== Stated exercise ==
The complete listing should be restated exactly.

== Source data ==

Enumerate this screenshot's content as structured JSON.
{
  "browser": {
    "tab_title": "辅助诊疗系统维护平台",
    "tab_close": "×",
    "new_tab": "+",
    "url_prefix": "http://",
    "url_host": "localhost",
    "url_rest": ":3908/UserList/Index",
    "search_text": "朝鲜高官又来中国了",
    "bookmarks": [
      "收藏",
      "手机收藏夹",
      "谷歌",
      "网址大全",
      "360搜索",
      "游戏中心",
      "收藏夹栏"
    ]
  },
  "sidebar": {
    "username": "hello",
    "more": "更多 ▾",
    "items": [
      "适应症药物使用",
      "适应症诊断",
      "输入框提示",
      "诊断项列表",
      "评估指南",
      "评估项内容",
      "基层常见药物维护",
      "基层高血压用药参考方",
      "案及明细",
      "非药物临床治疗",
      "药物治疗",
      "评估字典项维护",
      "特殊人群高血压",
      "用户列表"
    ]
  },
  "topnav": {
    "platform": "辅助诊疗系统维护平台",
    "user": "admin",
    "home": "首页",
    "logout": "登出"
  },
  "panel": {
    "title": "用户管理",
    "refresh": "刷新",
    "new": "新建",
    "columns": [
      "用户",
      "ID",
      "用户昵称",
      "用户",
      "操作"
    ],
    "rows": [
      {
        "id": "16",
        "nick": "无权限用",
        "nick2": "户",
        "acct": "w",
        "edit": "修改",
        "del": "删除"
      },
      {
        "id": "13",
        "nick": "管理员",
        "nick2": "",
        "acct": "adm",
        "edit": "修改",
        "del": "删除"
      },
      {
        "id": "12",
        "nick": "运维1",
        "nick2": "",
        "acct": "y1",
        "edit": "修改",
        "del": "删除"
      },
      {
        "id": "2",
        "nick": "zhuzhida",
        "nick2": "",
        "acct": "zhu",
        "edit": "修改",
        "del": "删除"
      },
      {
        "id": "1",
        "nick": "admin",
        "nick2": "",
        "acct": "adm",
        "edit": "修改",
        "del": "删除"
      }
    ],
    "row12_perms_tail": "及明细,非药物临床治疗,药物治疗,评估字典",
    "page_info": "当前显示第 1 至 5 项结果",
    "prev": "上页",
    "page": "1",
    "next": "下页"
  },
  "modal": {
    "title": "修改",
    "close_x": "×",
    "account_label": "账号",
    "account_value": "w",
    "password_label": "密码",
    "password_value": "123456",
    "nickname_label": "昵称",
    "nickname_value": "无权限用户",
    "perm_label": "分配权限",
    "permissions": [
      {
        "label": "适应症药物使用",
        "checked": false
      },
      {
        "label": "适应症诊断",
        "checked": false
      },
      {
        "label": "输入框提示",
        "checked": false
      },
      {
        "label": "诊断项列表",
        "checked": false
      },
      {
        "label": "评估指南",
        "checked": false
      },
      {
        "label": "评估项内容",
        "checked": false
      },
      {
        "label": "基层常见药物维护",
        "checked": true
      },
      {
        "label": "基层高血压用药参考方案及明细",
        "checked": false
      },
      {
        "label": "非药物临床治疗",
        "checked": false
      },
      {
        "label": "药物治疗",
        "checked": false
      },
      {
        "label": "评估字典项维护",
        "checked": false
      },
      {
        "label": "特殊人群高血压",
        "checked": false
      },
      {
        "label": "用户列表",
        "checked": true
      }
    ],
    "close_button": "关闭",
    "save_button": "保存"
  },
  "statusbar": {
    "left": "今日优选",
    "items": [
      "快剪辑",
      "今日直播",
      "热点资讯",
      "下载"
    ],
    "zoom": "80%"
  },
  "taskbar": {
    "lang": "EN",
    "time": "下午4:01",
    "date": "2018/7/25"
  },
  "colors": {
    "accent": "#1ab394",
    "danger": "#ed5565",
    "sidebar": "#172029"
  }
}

== Full response ==
Enumerate this screenshot's content as structured JSON.
{
  "browser": {
    "tab_title": "辅助诊疗系统维护平台",
    "tab_close": "×",
    "new_tab": "+",
    "url_prefix": "http://",
    "url_host": "localhost",
    "url_rest": ":3908/UserList/Index",
    "search_text": "朝鲜高官又来中国了",
    "bookmarks": [
      "收藏",
      "手机收藏夹",
      "谷歌",
      "网址大全",
      "360搜索",
      "游戏中心",
      "收藏夹栏"
    ]
  },
  "sidebar": {
    "username": "hello",
    "more": "更多 ▾",
    "items": [
      "适应症药物使用",
      "适应症诊断",
      "输入框提示",
      "诊断项列表",
      "评估指南",
      "评估项内容",
      "基层常见药物维护",
      "基层高血压用药参考方",
      "案及明细",
      "非药物临床治疗",
      "药物治疗",
      "评估字典项维护",
      "特殊人群高血压",
      "用户列表"
    ]
  },
  "topnav": {
    "platform": "辅助诊疗系统维护平台",
    "user": "admin",
    "home": "首页",
    "logout": "登出"
  },
  "panel": {
    "title": "用户管理",
    "refresh": "刷新",
    "new": "新建",
    "columns": [
      "用户",
      "ID",
      "用户昵称",
      "用户",
      "操作"
    ],
    "rows": [
      {
        "id": "16",
        "nick": "无权限用",
        "nick2": "户",
        "acct": "w",
        "edit": "修改",
        "del": "删除"
      },
      {
        "id": "13",
        "nick": "管理员",
        "nick2": "",
        "acct": "adm",
        "edit": "修改",
        "del": "删除"
      },
      {
        "id": "12",
        "nick": "运维1",
        "nick2": "",
        "acct": "y1",
        "edit": "修改",
        "del": "删除"
      },
      {
        "id": "2",
        "nick": "zhuzhida",
        "nick2": "",
        "acct": "zhu",
        "edit": "修改",
        "del": "删除"
      },
      {
        "id": "1",
        "nick": "admin",
        "nick2": "",
        "acct": "adm",
        "edit": "修改",
        "del": "删除"
      }
    ],
    "row12_perms_tail": "及明细,非药物临床治疗,药物治疗,评估字典",
    "page_info": "当前显示第 1 至 5 项结果",
    "prev": "上页",
    "page": "1",
    "next": "下页"
  },
  "modal": {
    "title": "修改",
    "close_x": "×",
    "account_label": "账号",
    "account_value": "w",
    "password_label": "密码",
    "password_value": "123456",
    "nickname_label": "昵称",
    "nickname_value": "无权限用户",
    "perm_label": "分配权限",
    "permissions": [
      {
        "label": "适应症药物使用",
        "checked": false
      },
      {
        "label": "适应症诊断",
        "checked": false
      },
      {
        "label": "输入框提示",
        "checked": false
      },
      {
        "label": "诊断项列表",
        "checked": false
      },
      {
        "label": "评估指南",
        "checked": false
      },
      {
        "label": "评估项内容",
        "checked": false
      },
      {
        "label": "基层常见药物维护",
        "checked": true
      },
      {
        "label": "基层高血压用药参考方案及明细",
        "checked": false
      },
      {
        "label": "非药物临床治疗",
        "checked": false
      },
      {
        "label": "药物治疗",
        "checked": false
      },
      {
        "label": "评估字典项维护",
        "checked": false
      },
      {
        "label": "特殊人群高血压",
        "checked": false
      },
      {
        "label": "用户列表",
        "checked": true
      }
    ],
    "close_button": "关闭",
    "save_button": "保存"
  },
  "statusbar": {
    "left": "今日优选",
    "items": [
      "快剪辑",
      "今日直播",
      "热点资讯",
      "下载"
    ],
    "zoom": "80%"
  },
  "taskbar": {
    "lang": "EN",
    "time": "下午4:01",
    "date": "2018/7/25"
  },
  "colors": {
    "accent": "#1ab394",
    "danger": "#ed5565",
    "sidebar": "#172029"
  }
}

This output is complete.